══ RECORD SET ══
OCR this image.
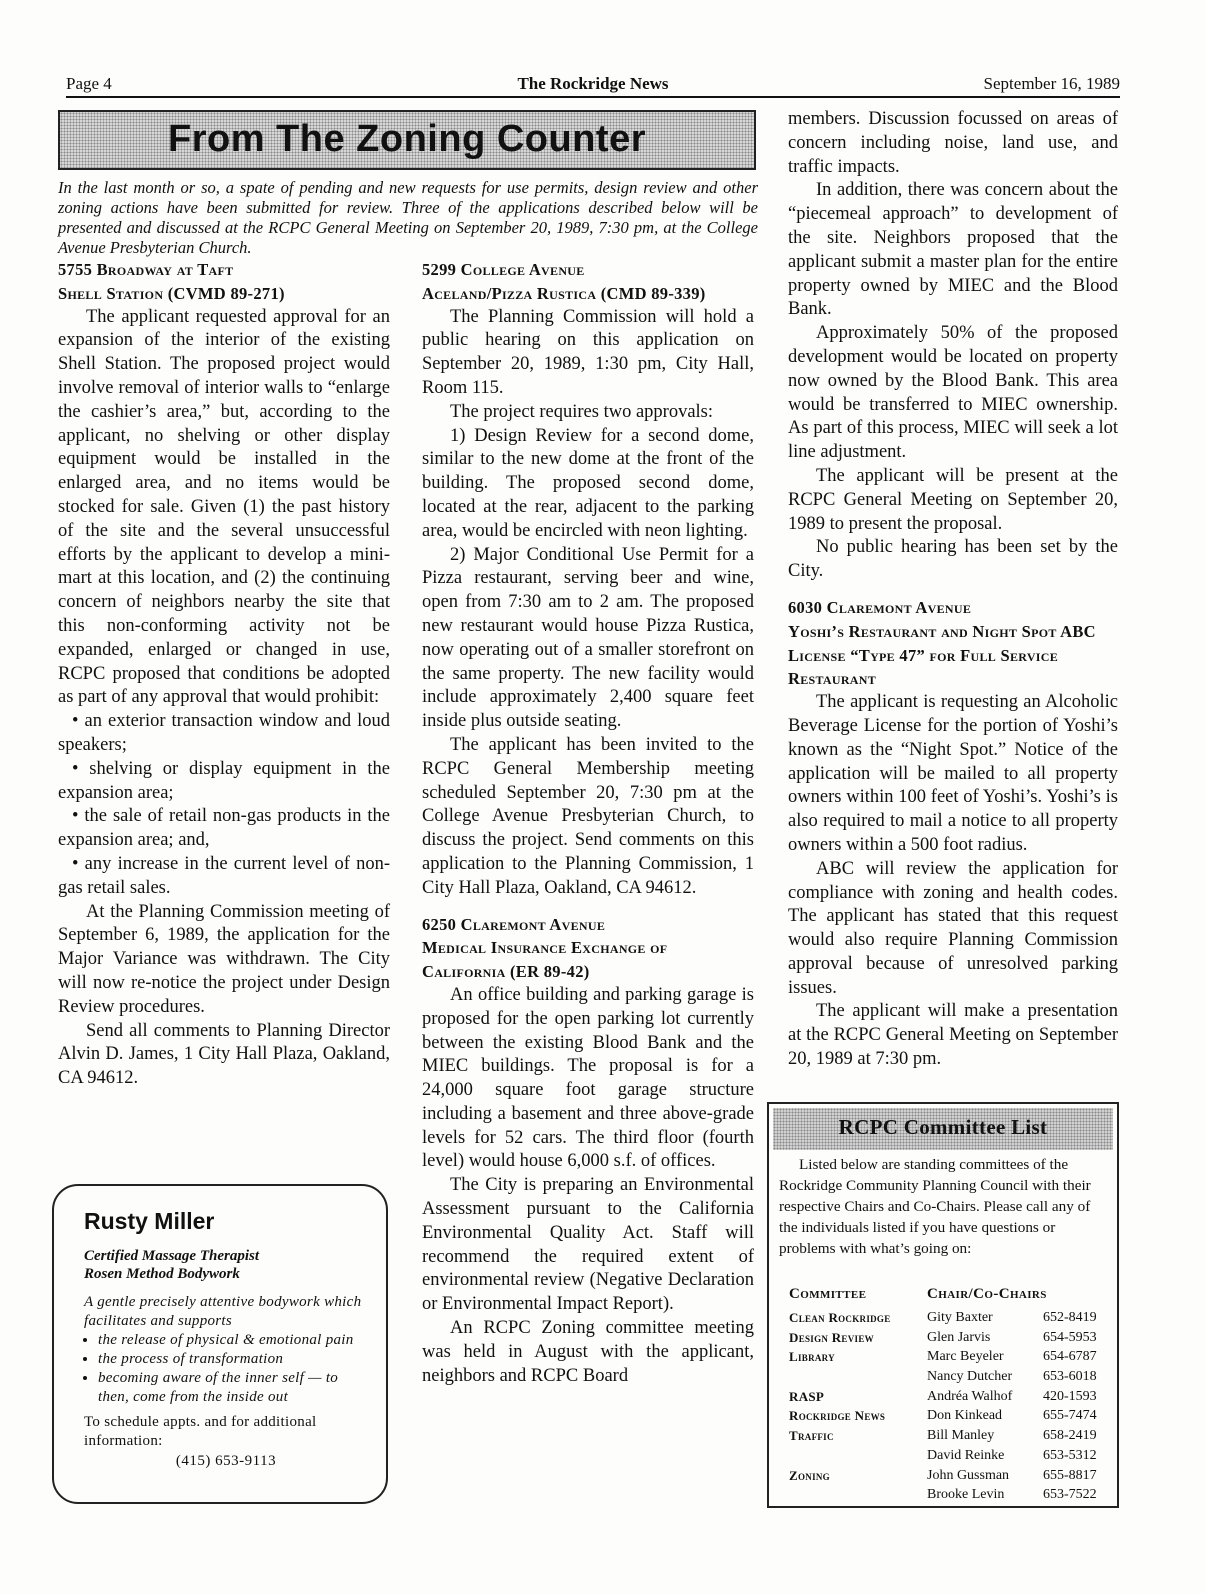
Page 4	The Rockridge News	September 16, 1989
From The Zoning Counter
In the last month or so, a spate of pending and new requests for use permits, design review and other zoning actions have been submitted for review. Three of the applications described below will be presented and discussed at the RCPC General Meeting on September 20, 1989, 7:30 pm, at the College Avenue Presbyterian Church.
5755 Broadway at Taft
Shell Station (CVMD 89-271)

The applicant requested approval for an expansion of the interior of the existing Shell Station. The proposed project would involve removal of interior walls to “enlarge the cashier’s area,” but, according to the applicant, no shelving or other display equipment would be installed in the enlarged area, and no items would be stocked for sale. Given (1) the past history of the site and the several unsuccessful efforts by the applicant to develop a mini-mart at this location, and (2) the continuing concern of neighbors nearby the site that this non-conforming activity not be expanded, enlarged or changed in use, RCPC proposed that conditions be adopted as part of any approval that would prohibit:

• an exterior transaction window and loud speakers;

• shelving or display equipment in the expansion area;

• the sale of retail non-gas products in the expansion area; and,

• any increase in the current level of non-gas retail sales.

At the Planning Commission meeting of September 6, 1989, the application for the Major Variance was withdrawn. The City will now re-notice the project under Design Review procedures.

Send all comments to Planning Director Alvin D. James, 1 City Hall Plaza, Oakland, CA 94612.

5299 College Avenue
Aceland/Pizza Rustica (CMD 89-339)

The Planning Commission will hold a public hearing on this application on September 20, 1989, 1:30 pm, City Hall, Room 115.

The project requires two approvals:

1) Design Review for a second dome, similar to the new dome at the front of the building. The proposed second dome, located at the rear, adjacent to the parking area, would be encircled with neon lighting.

2) Major Conditional Use Permit for a Pizza restaurant, serving beer and wine, open from 7:30 am to 2 am. The proposed new restaurant would house Pizza Rustica, now operating out of a smaller storefront on the same property. The new facility would include approximately 2,400 square feet inside plus outside seating.

The applicant has been invited to the RCPC General Membership meeting scheduled September 20, 7:30 pm at the College Avenue Presbyterian Church, to discuss the project. Send comments on this application to the Planning Commission, 1 City Hall Plaza, Oakland, CA 94612.

6250 Claremont Avenue
Medical Insurance Exchange of California (ER 89-42)

An office building and parking garage is proposed for the open parking lot currently between the existing Blood Bank and the MIEC buildings. The proposal is for a 24,000 square foot garage structure including a basement and three above-grade levels for 52 cars. The third floor (fourth level) would house 6,000 s.f. of offices.

The City is preparing an Environmental Assessment pursuant to the California Environmental Quality Act. Staff will recommend the required extent of environmental review (Negative Declaration or Environmental Impact Report).

An RCPC Zoning committee meeting was held in August with the applicant, neighbors and RCPC Board

members. Discussion focussed on areas of concern including noise, land use, and traffic impacts.

In addition, there was concern about the “piecemeal approach” to development of the site. Neighbors proposed that the applicant submit a master plan for the entire property owned by MIEC and the Blood Bank.

Approximately 50% of the proposed development would be located on property now owned by the Blood Bank. This area would be transferred to MIEC ownership. As part of this process, MIEC will seek a lot line adjustment.

The applicant will be present at the RCPC General Meeting on September 20, 1989 to present the proposal.

No public hearing has been set by the City.

6030 Claremont Avenue
Yoshi’s Restaurant and Night Spot ABC License “Type 47” for Full Service Restaurant

The applicant is requesting an Alcoholic Beverage License for the portion of Yoshi’s known as the “Night Spot.” Notice of the application will be mailed to all property owners within 100 feet of Yoshi’s. Yoshi’s is also required to mail a notice to all property owners within a 500 foot radius.

ABC will review the application for compliance with zoning and health codes. The applicant has stated that this request would also require Planning Commission approval because of unresolved parking issues.

The applicant will make a presentation at the RCPC General Meeting on September 20, 1989 at 7:30 pm.

Rusty Miller
Certified Massage Therapist
Rosen Method Bodywork
A gentle precisely attentive bodywork which facilitates and supports
• the release of physical & emotional pain
• the process of transformation
• becoming aware of the inner self — to then, come from the inside out
To schedule appts. and for additional information:
(415) 653-9113
RCPC Committee List
Listed below are standing committees of the Rockridge Community Planning Council with their respective Chairs and Co-Chairs. Please call any of the individuals listed if you have questions or problems with what’s going on:
Committee	Chair/Co-Chairs
Clean Rockridge	Gity Baxter	652-8419
Design Review	Glen Jarvis	654-5953
Library	Marc Beyeler	654-6787
Nancy Dutcher 653-6018
RASP	Andréa Walhof 420-1593
Rockridge News	Don Kinkead	655-7474
Traffic	Bill Manley	658-2419
David Reinke	653-5312
Zoning	John Gussman 655-8817
Brooke Levin	653-7522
═══
PROMPT =>
Look above for every line with the word "Planning" and copy it.

WRITTEN RESPONSE =>
At the Planning Commission meeting of September 6, 1989, the application for the Major Variance was withdrawn. The City will now re-notice the project under Design Review procedures.
Send all comments to Planning Director Alvin D. James, 1 City Hall Plaza, Oakland, CA 94612.
The Planning Commission will hold a public hearing on this application on September 20, 1989, 1:30 pm, City Hall, Room 115.
The applicant has been invited to the RCPC General Membership meeting scheduled September 20, 7:30 pm at the College Avenue Presbyterian Church, to discuss the project. Send comments on this application to the Planning Commission, 1 City Hall Plaza, Oakland, CA 94612.
ABC will review the application for compliance with zoning and health codes. The applicant has stated that this request would also require Planning Commission approval because of unresolved parking issues.
Listed below are standing committees of the Rockridge Community Planning Council with their respective Chairs and Co-Chairs. Please call any of the individuals listed if you have questions or problems with what’s going on:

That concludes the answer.